* SHORT PROBLEM *
Output all lines exactly.

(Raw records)
____

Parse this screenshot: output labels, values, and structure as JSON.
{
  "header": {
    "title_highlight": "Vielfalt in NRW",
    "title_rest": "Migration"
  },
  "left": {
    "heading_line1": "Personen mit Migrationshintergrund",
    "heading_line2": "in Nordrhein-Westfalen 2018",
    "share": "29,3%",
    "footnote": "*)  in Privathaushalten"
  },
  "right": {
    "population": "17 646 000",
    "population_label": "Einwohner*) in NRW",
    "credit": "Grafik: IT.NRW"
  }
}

____

* SOLUTION BELOW *
Parse this screenshot: output labels, values, and structure as JSON.
{
  "header": {
    "title_highlight": "Vielfalt in NRW",
    "title_rest": "Migration"
  },
  "left": {
    "heading_line1": "Personen mit Migrationshintergrund",
    "heading_line2": "in Nordrhein-Westfalen 2018",
    "share": "29,3%",
    "footnote": "*)  in Privathaushalten"
  },
  "right": {
    "population": "17 646 000",
    "population_label": "Einwohner*) in NRW",
    "credit": "Grafik: IT.NRW"
  }
}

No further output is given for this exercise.